→ **TO DO**
Please give the listing again in its entirety, exactly as written.

** Begin TASK INPUT **

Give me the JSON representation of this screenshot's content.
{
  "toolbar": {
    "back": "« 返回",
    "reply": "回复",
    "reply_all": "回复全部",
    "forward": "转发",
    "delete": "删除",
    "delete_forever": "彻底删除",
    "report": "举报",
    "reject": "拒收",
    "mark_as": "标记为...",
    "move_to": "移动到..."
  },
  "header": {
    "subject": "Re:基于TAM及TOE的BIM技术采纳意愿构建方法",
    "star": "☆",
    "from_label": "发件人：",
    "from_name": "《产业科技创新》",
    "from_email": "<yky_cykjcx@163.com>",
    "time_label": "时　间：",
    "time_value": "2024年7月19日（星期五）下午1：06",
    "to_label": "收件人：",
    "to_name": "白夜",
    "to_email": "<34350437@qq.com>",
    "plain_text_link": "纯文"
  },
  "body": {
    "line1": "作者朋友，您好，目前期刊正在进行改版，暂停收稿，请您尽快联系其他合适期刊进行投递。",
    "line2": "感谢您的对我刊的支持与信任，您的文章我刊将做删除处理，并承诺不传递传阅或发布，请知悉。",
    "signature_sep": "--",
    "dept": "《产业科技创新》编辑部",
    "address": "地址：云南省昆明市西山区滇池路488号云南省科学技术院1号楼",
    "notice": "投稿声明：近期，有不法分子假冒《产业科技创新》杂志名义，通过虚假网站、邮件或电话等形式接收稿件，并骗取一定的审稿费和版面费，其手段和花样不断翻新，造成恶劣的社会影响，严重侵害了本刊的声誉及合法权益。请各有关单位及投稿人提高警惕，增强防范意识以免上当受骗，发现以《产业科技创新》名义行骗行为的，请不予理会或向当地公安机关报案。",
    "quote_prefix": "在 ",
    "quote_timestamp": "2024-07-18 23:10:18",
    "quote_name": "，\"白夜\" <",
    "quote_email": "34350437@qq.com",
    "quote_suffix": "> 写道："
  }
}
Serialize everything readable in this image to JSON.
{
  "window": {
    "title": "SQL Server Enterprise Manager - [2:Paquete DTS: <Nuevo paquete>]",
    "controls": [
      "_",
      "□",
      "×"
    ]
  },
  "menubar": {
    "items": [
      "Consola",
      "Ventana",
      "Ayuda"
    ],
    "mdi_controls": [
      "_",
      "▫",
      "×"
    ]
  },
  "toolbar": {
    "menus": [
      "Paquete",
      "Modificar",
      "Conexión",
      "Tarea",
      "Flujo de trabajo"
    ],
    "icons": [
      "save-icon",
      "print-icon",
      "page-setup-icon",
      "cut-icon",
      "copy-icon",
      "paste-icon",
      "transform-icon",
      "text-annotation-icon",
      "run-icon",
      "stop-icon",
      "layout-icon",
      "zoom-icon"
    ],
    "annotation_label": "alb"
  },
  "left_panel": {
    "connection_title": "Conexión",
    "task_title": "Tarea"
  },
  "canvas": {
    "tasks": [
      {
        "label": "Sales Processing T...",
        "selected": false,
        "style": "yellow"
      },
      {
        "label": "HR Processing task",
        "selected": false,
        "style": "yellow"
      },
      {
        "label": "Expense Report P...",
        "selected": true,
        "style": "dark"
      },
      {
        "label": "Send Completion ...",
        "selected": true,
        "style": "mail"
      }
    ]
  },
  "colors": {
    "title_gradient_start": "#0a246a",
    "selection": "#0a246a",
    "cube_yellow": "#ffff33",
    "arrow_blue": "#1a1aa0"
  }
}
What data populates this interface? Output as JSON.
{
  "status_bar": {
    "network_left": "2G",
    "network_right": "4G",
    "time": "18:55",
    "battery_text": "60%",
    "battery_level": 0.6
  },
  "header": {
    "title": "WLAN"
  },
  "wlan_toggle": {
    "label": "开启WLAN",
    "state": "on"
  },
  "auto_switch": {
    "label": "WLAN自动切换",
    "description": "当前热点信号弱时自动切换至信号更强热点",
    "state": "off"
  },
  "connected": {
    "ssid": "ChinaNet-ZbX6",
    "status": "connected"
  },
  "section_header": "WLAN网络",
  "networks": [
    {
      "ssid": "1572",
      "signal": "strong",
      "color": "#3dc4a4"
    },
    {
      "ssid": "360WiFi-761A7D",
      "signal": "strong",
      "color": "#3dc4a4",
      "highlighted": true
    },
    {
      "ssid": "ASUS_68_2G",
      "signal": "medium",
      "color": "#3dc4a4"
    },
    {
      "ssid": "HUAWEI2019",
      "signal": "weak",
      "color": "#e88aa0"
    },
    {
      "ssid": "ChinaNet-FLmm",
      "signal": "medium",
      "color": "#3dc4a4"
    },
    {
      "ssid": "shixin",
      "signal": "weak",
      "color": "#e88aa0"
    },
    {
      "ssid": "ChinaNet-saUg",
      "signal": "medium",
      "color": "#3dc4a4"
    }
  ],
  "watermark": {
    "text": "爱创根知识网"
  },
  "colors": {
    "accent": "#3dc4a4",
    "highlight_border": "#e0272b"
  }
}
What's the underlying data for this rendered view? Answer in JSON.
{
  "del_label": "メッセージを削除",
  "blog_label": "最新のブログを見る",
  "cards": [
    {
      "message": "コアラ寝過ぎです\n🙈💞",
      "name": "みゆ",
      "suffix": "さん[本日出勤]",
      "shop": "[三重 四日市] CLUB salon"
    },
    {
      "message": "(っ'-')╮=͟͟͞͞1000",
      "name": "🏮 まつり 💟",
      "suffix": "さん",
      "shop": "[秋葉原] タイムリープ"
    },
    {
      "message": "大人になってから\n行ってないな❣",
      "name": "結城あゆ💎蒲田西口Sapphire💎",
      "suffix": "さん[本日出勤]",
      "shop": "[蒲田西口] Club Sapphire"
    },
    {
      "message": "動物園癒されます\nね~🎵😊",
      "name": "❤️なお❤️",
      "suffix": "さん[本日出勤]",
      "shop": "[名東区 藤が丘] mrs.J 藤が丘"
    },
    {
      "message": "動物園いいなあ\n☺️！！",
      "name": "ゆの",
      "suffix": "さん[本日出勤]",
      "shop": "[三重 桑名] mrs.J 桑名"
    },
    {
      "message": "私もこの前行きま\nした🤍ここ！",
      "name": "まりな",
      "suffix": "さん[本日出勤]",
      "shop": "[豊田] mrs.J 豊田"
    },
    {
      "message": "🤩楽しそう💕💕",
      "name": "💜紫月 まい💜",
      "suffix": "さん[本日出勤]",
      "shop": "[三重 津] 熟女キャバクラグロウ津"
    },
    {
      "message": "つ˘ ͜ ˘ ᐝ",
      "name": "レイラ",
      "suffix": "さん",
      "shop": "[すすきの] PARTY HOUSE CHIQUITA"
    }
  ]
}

** End TASK INPUT **

→ **EXERCISE SOLUTION**
Give me the JSON representation of this screenshot's content.
{
  "toolbar": {
    "back": "« 返回",
    "reply": "回复",
    "reply_all": "回复全部",
    "forward": "转发",
    "delete": "删除",
    "delete_forever": "彻底删除",
    "report": "举报",
    "reject": "拒收",
    "mark_as": "标记为...",
    "move_to": "移动到..."
  },
  "header": {
    "subject": "Re:基于TAM及TOE的BIM技术采纳意愿构建方法",
    "star": "☆",
    "from_label": "发件人：",
    "from_name": "《产业科技创新》",
    "from_email": "<yky_cykjcx@163.com>",
    "time_label": "时　间：",
    "time_value": "2024年7月19日（星期五）下午1：06",
    "to_label": "收件人：",
    "to_name": "白夜",
    "to_email": "<34350437@qq.com>",
    "plain_text_link": "纯文"
  },
  "body": {
    "line1": "作者朋友，您好，目前期刊正在进行改版，暂停收稿，请您尽快联系其他合适期刊进行投递。",
    "line2": "感谢您的对我刊的支持与信任，您的文章我刊将做删除处理，并承诺不传递传阅或发布，请知悉。",
    "signature_sep": "--",
    "dept": "《产业科技创新》编辑部",
    "address": "地址：云南省昆明市西山区滇池路488号云南省科学技术院1号楼",
    "notice": "投稿声明：近期，有不法分子假冒《产业科技创新》杂志名义，通过虚假网站、邮件或电话等形式接收稿件，并骗取一定的审稿费和版面费，其手段和花样不断翻新，造成恶劣的社会影响，严重侵害了本刊的声誉及合法权益。请各有关单位及投稿人提高警惕，增强防范意识以免上当受骗，发现以《产业科技创新》名义行骗行为的，请不予理会或向当地公安机关报案。",
    "quote_prefix": "在 ",
    "quote_timestamp": "2024-07-18 23:10:18",
    "quote_name": "，\"白夜\" <",
    "quote_email": "34350437@qq.com",
    "quote_suffix": "> 写道："
  }
}
Serialize everything readable in this image to JSON.
{
  "window": {
    "title": "SQL Server Enterprise Manager - [2:Paquete DTS: <Nuevo paquete>]",
    "controls": [
      "_",
      "□",
      "×"
    ]
  },
  "menubar": {
    "items": [
      "Consola",
      "Ventana",
      "Ayuda"
    ],
    "mdi_controls": [
      "_",
      "▫",
      "×"
    ]
  },
  "toolbar": {
    "menus": [
      "Paquete",
      "Modificar",
      "Conexión",
      "Tarea",
      "Flujo de trabajo"
    ],
    "icons": [
      "save-icon",
      "print-icon",
      "page-setup-icon",
      "cut-icon",
      "copy-icon",
      "paste-icon",
      "transform-icon",
      "text-annotation-icon",
      "run-icon",
      "stop-icon",
      "layout-icon",
      "zoom-icon"
    ],
    "annotation_label": "alb"
  },
  "left_panel": {
    "connection_title": "Conexión",
    "task_title": "Tarea"
  },
  "canvas": {
    "tasks": [
      {
        "label": "Sales Processing T...",
        "selected": false,
        "style": "yellow"
      },
      {
        "label": "HR Processing task",
        "selected": false,
        "style": "yellow"
      },
      {
        "label": "Expense Report P...",
        "selected": true,
        "style": "dark"
      },
      {
        "label": "Send Completion ...",
        "selected": true,
        "style": "mail"
      }
    ]
  },
  "colors": {
    "title_gradient_start": "#0a246a",
    "selection": "#0a246a",
    "cube_yellow": "#ffff33",
    "arrow_blue": "#1a1aa0"
  }
}
What data populates this interface? Output as JSON.
{
  "status_bar": {
    "network_left": "2G",
    "network_right": "4G",
    "time": "18:55",
    "battery_text": "60%",
    "battery_level": 0.6
  },
  "header": {
    "title": "WLAN"
  },
  "wlan_toggle": {
    "label": "开启WLAN",
    "state": "on"
  },
  "auto_switch": {
    "label": "WLAN自动切换",
    "description": "当前热点信号弱时自动切换至信号更强热点",
    "state": "off"
  },
  "connected": {
    "ssid": "ChinaNet-ZbX6",
    "status": "connected"
  },
  "section_header": "WLAN网络",
  "networks": [
    {
      "ssid": "1572",
      "signal": "strong",
      "color": "#3dc4a4"
    },
    {
      "ssid": "360WiFi-761A7D",
      "signal": "strong",
      "color": "#3dc4a4",
      "highlighted": true
    },
    {
      "ssid": "ASUS_68_2G",
      "signal": "medium",
      "color": "#3dc4a4"
    },
    {
      "ssid": "HUAWEI2019",
      "signal": "weak",
      "color": "#e88aa0"
    },
    {
      "ssid": "ChinaNet-FLmm",
      "signal": "medium",
      "color": "#3dc4a4"
    },
    {
      "ssid": "shixin",
      "signal": "weak",
      "color": "#e88aa0"
    },
    {
      "ssid": "ChinaNet-saUg",
      "signal": "medium",
      "color": "#3dc4a4"
    }
  ],
  "watermark": {
    "text": "爱创根知识网"
  },
  "colors": {
    "accent": "#3dc4a4",
    "highlight_border": "#e0272b"
  }
}
What's the underlying data for this rendered view? Answer in JSON.
{
  "del_label": "メッセージを削除",
  "blog_label": "最新のブログを見る",
  "cards": [
    {
      "message": "コアラ寝過ぎです\n🙈💞",
      "name": "みゆ",
      "suffix": "さん[本日出勤]",
      "shop": "[三重 四日市] CLUB salon"
    },
    {
      "message": "(っ'-')╮=͟͟͞͞1000",
      "name": "🏮 まつり 💟",
      "suffix": "さん",
      "shop": "[秋葉原] タイムリープ"
    },
    {
      "message": "大人になってから\n行ってないな❣",
      "name": "結城あゆ💎蒲田西口Sapphire💎",
      "suffix": "さん[本日出勤]",
      "shop": "[蒲田西口] Club Sapphire"
    },
    {
      "message": "動物園癒されます\nね~🎵😊",
      "name": "❤️なお❤️",
      "suffix": "さん[本日出勤]",
      "shop": "[名東区 藤が丘] mrs.J 藤が丘"
    },
    {
      "message": "動物園いいなあ\n☺️！！",
      "name": "ゆの",
      "suffix": "さん[本日出勤]",
      "shop": "[三重 桑名] mrs.J 桑名"
    },
    {
      "message": "私もこの前行きま\nした🤍ここ！",
      "name": "まりな",
      "suffix": "さん[本日出勤]",
      "shop": "[豊田] mrs.J 豊田"
    },
    {
      "message": "🤩楽しそう💕💕",
      "name": "💜紫月 まい💜",
      "suffix": "さん[本日出勤]",
      "shop": "[三重 津] 熟女キャバクラグロウ津"
    },
    {
      "message": "つ˘ ͜ ˘ ᐝ",
      "name": "レイラ",
      "suffix": "さん",
      "shop": "[すすきの] PARTY HOUSE CHIQUITA"
    }
  ]
}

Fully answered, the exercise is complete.